How many lines in the records below contain the word "arcsec"? Answer with the number alone.

▸ EXERCISE DATA:

## Start

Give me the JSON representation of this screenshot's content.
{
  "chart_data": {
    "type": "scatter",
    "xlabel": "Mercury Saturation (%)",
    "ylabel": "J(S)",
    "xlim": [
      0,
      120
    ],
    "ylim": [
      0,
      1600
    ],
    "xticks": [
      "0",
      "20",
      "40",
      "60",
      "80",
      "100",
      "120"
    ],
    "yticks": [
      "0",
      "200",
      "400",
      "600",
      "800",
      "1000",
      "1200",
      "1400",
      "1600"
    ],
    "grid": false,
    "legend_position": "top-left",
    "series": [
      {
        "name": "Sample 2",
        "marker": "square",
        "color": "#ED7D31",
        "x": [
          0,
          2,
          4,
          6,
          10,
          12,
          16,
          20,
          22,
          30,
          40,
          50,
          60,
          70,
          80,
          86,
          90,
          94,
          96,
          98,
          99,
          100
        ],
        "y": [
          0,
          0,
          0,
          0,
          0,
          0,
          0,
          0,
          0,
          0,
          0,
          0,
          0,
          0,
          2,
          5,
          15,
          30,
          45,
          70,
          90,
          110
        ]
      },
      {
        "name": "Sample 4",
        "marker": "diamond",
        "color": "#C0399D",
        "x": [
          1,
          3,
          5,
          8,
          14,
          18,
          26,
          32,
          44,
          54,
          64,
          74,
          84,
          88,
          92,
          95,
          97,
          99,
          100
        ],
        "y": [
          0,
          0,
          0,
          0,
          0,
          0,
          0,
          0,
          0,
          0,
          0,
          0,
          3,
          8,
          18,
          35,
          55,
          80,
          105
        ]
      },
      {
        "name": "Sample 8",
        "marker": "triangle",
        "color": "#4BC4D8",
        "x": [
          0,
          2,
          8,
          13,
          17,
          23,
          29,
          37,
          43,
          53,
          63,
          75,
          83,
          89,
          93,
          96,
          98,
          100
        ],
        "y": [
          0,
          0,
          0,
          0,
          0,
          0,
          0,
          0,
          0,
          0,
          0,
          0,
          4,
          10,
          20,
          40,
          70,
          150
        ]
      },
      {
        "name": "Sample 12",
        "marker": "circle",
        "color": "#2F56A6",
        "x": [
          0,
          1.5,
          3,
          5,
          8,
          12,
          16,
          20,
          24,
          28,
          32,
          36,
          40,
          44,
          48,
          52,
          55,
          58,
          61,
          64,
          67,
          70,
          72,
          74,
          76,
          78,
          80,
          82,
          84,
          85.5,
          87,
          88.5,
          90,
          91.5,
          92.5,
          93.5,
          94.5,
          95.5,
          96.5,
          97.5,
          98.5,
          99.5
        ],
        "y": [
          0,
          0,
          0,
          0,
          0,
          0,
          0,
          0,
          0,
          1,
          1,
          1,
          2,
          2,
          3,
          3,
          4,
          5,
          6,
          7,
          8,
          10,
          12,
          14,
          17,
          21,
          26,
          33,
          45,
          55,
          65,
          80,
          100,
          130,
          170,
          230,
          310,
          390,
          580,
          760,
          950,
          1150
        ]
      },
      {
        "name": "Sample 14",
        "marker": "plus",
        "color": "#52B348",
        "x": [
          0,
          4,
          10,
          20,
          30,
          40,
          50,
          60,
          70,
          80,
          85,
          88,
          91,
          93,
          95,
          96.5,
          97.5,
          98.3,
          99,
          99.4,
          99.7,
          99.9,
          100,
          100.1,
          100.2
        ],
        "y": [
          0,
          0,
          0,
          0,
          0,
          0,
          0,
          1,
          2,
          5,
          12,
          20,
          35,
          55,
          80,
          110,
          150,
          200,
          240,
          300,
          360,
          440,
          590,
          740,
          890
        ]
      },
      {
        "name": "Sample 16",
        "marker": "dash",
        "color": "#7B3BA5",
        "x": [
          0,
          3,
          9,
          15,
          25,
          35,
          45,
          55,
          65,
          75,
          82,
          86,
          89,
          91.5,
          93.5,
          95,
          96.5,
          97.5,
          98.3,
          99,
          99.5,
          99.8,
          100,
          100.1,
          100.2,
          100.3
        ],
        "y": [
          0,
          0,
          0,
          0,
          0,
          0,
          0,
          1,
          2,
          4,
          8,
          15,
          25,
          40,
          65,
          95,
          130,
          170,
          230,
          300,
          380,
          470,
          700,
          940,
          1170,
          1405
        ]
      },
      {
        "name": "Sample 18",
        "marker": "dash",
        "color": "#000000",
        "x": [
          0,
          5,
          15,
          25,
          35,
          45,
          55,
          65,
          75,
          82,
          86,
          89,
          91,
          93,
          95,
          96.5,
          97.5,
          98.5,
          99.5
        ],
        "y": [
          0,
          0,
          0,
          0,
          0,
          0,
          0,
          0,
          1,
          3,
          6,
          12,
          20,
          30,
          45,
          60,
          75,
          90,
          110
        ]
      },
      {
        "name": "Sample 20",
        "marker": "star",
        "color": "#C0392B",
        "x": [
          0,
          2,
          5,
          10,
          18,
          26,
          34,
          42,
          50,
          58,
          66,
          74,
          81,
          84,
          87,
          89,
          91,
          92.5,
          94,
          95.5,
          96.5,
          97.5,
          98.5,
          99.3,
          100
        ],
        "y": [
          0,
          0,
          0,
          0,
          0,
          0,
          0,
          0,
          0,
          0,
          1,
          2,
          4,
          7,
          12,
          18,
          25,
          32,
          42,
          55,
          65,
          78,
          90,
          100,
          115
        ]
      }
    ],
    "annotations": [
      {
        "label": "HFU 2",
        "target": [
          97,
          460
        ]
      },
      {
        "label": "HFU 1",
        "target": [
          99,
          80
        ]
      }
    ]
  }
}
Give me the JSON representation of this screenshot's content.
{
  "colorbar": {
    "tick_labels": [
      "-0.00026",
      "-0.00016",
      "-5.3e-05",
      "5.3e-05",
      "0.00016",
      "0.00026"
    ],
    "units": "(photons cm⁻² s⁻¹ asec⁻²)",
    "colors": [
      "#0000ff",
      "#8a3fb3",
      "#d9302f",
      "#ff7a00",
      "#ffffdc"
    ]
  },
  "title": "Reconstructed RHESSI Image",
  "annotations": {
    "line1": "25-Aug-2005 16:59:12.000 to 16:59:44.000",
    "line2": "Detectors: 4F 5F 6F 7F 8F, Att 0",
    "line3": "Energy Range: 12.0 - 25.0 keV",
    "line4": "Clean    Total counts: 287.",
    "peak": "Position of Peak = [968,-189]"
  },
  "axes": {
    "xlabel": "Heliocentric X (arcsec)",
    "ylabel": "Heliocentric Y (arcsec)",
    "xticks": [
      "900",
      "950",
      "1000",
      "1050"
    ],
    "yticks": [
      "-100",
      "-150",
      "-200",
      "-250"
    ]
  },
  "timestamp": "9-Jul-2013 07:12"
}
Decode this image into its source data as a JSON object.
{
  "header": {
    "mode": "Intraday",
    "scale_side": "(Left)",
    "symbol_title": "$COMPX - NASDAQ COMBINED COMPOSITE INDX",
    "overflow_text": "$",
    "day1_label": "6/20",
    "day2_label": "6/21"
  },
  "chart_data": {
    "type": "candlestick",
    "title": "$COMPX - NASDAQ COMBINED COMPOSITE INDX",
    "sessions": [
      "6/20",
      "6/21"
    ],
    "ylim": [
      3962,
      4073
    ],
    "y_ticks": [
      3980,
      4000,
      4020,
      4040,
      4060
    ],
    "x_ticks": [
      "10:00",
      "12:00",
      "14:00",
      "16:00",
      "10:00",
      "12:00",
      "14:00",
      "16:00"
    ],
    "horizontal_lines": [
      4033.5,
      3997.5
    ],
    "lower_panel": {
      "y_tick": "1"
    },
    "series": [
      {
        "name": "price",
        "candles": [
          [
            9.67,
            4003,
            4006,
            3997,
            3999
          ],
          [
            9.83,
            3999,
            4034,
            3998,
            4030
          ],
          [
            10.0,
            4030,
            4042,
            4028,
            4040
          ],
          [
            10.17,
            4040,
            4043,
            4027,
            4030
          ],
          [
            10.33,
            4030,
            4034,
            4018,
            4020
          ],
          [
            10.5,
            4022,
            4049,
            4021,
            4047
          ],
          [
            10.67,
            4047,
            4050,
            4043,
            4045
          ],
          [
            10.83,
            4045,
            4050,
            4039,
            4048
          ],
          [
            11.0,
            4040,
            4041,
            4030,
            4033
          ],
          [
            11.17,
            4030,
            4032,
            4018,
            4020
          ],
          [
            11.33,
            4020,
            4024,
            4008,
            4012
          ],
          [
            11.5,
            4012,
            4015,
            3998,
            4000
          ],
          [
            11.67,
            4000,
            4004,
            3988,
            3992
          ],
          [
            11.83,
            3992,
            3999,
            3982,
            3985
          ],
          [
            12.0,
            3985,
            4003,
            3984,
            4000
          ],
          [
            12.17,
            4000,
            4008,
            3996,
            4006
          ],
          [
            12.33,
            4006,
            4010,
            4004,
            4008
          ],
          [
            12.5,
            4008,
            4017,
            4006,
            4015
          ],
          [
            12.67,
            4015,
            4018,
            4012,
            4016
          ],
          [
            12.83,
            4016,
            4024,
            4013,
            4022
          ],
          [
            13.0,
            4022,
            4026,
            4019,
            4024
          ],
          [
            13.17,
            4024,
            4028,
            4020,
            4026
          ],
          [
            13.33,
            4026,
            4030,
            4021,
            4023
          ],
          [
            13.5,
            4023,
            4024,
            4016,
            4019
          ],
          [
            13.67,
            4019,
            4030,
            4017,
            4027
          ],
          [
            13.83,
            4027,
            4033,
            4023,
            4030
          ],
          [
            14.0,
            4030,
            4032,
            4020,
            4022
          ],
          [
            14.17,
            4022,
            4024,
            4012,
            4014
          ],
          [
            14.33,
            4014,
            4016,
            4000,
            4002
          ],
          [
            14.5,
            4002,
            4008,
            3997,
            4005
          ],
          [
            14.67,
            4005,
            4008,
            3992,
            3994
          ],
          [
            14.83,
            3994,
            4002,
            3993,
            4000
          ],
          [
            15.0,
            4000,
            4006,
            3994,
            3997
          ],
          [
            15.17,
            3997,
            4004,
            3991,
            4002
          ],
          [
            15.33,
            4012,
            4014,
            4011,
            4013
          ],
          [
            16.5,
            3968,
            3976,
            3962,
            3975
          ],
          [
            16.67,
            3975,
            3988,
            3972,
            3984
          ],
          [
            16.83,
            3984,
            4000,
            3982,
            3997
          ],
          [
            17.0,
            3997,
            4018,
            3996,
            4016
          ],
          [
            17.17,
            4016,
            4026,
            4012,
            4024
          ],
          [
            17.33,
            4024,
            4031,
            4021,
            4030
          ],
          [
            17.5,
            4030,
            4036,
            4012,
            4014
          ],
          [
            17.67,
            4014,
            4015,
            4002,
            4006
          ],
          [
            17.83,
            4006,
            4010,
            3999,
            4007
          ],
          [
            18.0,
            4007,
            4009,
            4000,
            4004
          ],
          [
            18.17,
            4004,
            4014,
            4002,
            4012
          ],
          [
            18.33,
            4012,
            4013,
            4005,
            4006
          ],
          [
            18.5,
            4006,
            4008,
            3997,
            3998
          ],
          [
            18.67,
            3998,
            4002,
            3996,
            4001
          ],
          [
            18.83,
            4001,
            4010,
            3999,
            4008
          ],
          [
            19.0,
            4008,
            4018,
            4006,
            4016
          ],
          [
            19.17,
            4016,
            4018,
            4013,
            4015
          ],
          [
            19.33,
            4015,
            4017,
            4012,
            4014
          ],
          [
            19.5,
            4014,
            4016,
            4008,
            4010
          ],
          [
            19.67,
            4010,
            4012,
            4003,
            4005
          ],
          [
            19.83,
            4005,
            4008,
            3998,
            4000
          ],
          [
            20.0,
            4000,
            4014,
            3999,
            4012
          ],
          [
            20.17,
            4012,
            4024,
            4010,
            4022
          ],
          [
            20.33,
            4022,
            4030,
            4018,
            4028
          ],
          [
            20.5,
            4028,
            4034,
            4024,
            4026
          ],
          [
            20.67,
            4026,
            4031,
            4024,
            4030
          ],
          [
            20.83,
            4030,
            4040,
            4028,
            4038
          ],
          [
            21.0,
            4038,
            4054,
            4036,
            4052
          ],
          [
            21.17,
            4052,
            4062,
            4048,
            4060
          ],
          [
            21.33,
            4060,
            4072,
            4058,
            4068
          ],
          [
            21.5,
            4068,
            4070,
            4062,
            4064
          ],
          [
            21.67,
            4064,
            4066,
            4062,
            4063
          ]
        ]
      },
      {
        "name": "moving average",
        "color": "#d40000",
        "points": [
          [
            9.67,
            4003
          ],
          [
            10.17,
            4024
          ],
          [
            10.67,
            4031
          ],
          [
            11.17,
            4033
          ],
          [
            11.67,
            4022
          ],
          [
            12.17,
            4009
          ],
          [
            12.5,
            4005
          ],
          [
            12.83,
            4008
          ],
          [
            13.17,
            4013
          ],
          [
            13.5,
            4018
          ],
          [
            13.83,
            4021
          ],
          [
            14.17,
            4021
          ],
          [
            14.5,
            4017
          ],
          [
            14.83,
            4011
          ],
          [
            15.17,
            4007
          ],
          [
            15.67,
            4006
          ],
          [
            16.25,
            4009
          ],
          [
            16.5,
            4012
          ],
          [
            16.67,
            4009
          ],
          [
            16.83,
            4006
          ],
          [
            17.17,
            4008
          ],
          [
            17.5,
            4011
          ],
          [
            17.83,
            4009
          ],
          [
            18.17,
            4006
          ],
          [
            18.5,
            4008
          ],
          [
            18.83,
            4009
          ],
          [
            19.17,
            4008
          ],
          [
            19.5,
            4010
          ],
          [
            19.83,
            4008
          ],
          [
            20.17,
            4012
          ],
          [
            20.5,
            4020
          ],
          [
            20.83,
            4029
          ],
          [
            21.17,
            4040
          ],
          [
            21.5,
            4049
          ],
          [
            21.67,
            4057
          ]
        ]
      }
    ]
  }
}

## End

▸ TASK OUTPUT: 2